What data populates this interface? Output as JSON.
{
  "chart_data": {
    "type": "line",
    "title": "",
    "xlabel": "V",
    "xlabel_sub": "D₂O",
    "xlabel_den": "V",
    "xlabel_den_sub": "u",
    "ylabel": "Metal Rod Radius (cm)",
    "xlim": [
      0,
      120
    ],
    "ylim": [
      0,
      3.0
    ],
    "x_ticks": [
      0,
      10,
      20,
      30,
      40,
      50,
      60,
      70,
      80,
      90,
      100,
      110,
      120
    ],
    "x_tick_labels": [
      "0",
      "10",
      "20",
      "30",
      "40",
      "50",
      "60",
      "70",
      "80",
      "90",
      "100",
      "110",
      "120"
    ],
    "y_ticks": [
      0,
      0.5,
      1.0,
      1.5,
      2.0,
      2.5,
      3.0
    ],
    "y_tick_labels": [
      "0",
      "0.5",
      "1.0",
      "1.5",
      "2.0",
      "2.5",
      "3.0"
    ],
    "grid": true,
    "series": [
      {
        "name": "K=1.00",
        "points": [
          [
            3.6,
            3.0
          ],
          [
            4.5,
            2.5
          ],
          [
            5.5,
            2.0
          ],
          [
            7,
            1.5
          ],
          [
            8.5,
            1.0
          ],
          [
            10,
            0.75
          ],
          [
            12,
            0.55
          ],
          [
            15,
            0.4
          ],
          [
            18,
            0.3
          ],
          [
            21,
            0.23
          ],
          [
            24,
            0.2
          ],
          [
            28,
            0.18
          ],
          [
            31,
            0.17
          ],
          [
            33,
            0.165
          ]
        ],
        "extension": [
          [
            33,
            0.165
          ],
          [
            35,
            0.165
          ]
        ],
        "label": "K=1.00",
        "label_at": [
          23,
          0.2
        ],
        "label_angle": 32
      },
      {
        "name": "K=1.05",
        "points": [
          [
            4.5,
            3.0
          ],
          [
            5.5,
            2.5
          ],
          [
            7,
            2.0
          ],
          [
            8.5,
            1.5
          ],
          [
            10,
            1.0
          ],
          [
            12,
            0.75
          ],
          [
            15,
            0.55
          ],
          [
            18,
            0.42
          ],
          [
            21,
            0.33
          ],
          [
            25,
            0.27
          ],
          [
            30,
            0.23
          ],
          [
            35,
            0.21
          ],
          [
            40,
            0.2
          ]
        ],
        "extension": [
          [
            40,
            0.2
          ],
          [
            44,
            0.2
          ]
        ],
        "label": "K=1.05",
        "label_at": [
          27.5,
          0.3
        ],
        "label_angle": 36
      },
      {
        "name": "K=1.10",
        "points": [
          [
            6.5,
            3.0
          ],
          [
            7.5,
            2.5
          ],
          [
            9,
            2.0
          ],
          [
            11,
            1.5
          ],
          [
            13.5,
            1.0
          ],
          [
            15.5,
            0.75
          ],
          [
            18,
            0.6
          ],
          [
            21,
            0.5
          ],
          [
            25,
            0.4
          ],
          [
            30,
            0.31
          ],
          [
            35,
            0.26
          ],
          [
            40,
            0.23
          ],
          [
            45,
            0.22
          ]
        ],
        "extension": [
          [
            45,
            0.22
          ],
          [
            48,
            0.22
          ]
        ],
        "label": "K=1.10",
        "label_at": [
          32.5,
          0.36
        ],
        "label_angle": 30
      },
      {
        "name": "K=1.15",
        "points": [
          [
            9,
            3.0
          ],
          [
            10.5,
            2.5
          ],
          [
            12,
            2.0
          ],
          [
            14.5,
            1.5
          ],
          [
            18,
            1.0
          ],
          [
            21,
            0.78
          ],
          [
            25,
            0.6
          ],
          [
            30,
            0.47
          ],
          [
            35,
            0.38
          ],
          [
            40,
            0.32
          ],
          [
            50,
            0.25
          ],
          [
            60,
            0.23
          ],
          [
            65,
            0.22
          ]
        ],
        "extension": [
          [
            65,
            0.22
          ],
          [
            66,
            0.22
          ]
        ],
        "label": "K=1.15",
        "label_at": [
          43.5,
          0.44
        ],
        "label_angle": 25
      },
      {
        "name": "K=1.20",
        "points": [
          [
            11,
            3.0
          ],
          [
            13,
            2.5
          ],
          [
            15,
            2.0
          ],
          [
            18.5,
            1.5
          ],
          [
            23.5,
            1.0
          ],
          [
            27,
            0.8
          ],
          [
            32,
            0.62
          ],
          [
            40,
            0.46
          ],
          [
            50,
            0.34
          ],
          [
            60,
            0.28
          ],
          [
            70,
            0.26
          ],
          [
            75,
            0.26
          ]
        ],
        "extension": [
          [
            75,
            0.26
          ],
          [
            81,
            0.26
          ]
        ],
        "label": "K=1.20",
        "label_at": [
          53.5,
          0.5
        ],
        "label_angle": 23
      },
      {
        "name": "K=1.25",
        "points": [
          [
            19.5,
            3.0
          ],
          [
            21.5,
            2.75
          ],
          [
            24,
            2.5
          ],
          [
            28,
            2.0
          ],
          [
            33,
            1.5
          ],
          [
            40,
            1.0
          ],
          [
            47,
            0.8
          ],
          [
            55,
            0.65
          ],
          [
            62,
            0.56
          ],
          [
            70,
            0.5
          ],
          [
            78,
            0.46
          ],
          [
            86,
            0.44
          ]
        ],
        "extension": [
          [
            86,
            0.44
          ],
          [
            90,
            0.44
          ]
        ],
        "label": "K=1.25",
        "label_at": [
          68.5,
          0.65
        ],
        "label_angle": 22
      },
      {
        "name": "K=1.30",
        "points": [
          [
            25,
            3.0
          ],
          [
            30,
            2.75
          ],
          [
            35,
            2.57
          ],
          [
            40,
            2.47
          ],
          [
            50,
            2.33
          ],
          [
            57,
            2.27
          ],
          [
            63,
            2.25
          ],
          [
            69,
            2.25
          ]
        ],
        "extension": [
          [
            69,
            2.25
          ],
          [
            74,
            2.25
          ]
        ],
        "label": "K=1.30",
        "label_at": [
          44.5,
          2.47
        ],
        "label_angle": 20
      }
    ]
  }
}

+++++

- **Stated exercise**:
Please quote every record above exactly as it appears.

- **Reply to the task**:
What data populates this interface? Output as JSON.
{
  "chart_data": {
    "type": "line",
    "title": "",
    "xlabel": "V",
    "xlabel_sub": "D₂O",
    "xlabel_den": "V",
    "xlabel_den_sub": "u",
    "ylabel": "Metal Rod Radius (cm)",
    "xlim": [
      0,
      120
    ],
    "ylim": [
      0,
      3.0
    ],
    "x_ticks": [
      0,
      10,
      20,
      30,
      40,
      50,
      60,
      70,
      80,
      90,
      100,
      110,
      120
    ],
    "x_tick_labels": [
      "0",
      "10",
      "20",
      "30",
      "40",
      "50",
      "60",
      "70",
      "80",
      "90",
      "100",
      "110",
      "120"
    ],
    "y_ticks": [
      0,
      0.5,
      1.0,
      1.5,
      2.0,
      2.5,
      3.0
    ],
    "y_tick_labels": [
      "0",
      "0.5",
      "1.0",
      "1.5",
      "2.0",
      "2.5",
      "3.0"
    ],
    "grid": true,
    "series": [
      {
        "name": "K=1.00",
        "points": [
          [
            3.6,
            3.0
          ],
          [
            4.5,
            2.5
          ],
          [
            5.5,
            2.0
          ],
          [
            7,
            1.5
          ],
          [
            8.5,
            1.0
          ],
          [
            10,
            0.75
          ],
          [
            12,
            0.55
          ],
          [
            15,
            0.4
          ],
          [
            18,
            0.3
          ],
          [
            21,
            0.23
          ],
          [
            24,
            0.2
          ],
          [
            28,
            0.18
          ],
          [
            31,
            0.17
          ],
          [
            33,
            0.165
          ]
        ],
        "extension": [
          [
            33,
            0.165
          ],
          [
            35,
            0.165
          ]
        ],
        "label": "K=1.00",
        "label_at": [
          23,
          0.2
        ],
        "label_angle": 32
      },
      {
        "name": "K=1.05",
        "points": [
          [
            4.5,
            3.0
          ],
          [
            5.5,
            2.5
          ],
          [
            7,
            2.0
          ],
          [
            8.5,
            1.5
          ],
          [
            10,
            1.0
          ],
          [
            12,
            0.75
          ],
          [
            15,
            0.55
          ],
          [
            18,
            0.42
          ],
          [
            21,
            0.33
          ],
          [
            25,
            0.27
          ],
          [
            30,
            0.23
          ],
          [
            35,
            0.21
          ],
          [
            40,
            0.2
          ]
        ],
        "extension": [
          [
            40,
            0.2
          ],
          [
            44,
            0.2
          ]
        ],
        "label": "K=1.05",
        "label_at": [
          27.5,
          0.3
        ],
        "label_angle": 36
      },
      {
        "name": "K=1.10",
        "points": [
          [
            6.5,
            3.0
          ],
          [
            7.5,
            2.5
          ],
          [
            9,
            2.0
          ],
          [
            11,
            1.5
          ],
          [
            13.5,
            1.0
          ],
          [
            15.5,
            0.75
          ],
          [
            18,
            0.6
          ],
          [
            21,
            0.5
          ],
          [
            25,
            0.4
          ],
          [
            30,
            0.31
          ],
          [
            35,
            0.26
          ],
          [
            40,
            0.23
          ],
          [
            45,
            0.22
          ]
        ],
        "extension": [
          [
            45,
            0.22
          ],
          [
            48,
            0.22
          ]
        ],
        "label": "K=1.10",
        "label_at": [
          32.5,
          0.36
        ],
        "label_angle": 30
      },
      {
        "name": "K=1.15",
        "points": [
          [
            9,
            3.0
          ],
          [
            10.5,
            2.5
          ],
          [
            12,
            2.0
          ],
          [
            14.5,
            1.5
          ],
          [
            18,
            1.0
          ],
          [
            21,
            0.78
          ],
          [
            25,
            0.6
          ],
          [
            30,
            0.47
          ],
          [
            35,
            0.38
          ],
          [
            40,
            0.32
          ],
          [
            50,
            0.25
          ],
          [
            60,
            0.23
          ],
          [
            65,
            0.22
          ]
        ],
        "extension": [
          [
            65,
            0.22
          ],
          [
            66,
            0.22
          ]
        ],
        "label": "K=1.15",
        "label_at": [
          43.5,
          0.44
        ],
        "label_angle": 25
      },
      {
        "name": "K=1.20",
        "points": [
          [
            11,
            3.0
          ],
          [
            13,
            2.5
          ],
          [
            15,
            2.0
          ],
          [
            18.5,
            1.5
          ],
          [
            23.5,
            1.0
          ],
          [
            27,
            0.8
          ],
          [
            32,
            0.62
          ],
          [
            40,
            0.46
          ],
          [
            50,
            0.34
          ],
          [
            60,
            0.28
          ],
          [
            70,
            0.26
          ],
          [
            75,
            0.26
          ]
        ],
        "extension": [
          [
            75,
            0.26
          ],
          [
            81,
            0.26
          ]
        ],
        "label": "K=1.20",
        "label_at": [
          53.5,
          0.5
        ],
        "label_angle": 23
      },
      {
        "name": "K=1.25",
        "points": [
          [
            19.5,
            3.0
          ],
          [
            21.5,
            2.75
          ],
          [
            24,
            2.5
          ],
          [
            28,
            2.0
          ],
          [
            33,
            1.5
          ],
          [
            40,
            1.0
          ],
          [
            47,
            0.8
          ],
          [
            55,
            0.65
          ],
          [
            62,
            0.56
          ],
          [
            70,
            0.5
          ],
          [
            78,
            0.46
          ],
          [
            86,
            0.44
          ]
        ],
        "extension": [
          [
            86,
            0.44
          ],
          [
            90,
            0.44
          ]
        ],
        "label": "K=1.25",
        "label_at": [
          68.5,
          0.65
        ],
        "label_angle": 22
      },
      {
        "name": "K=1.30",
        "points": [
          [
            25,
            3.0
          ],
          [
            30,
            2.75
          ],
          [
            35,
            2.57
          ],
          [
            40,
            2.47
          ],
          [
            50,
            2.33
          ],
          [
            57,
            2.27
          ],
          [
            63,
            2.25
          ],
          [
            69,
            2.25
          ]
        ],
        "extension": [
          [
            69,
            2.25
          ],
          [
            74,
            2.25
          ]
        ],
        "label": "K=1.30",
        "label_at": [
          44.5,
          2.47
        ],
        "label_angle": 20
      }
    ]
  }
}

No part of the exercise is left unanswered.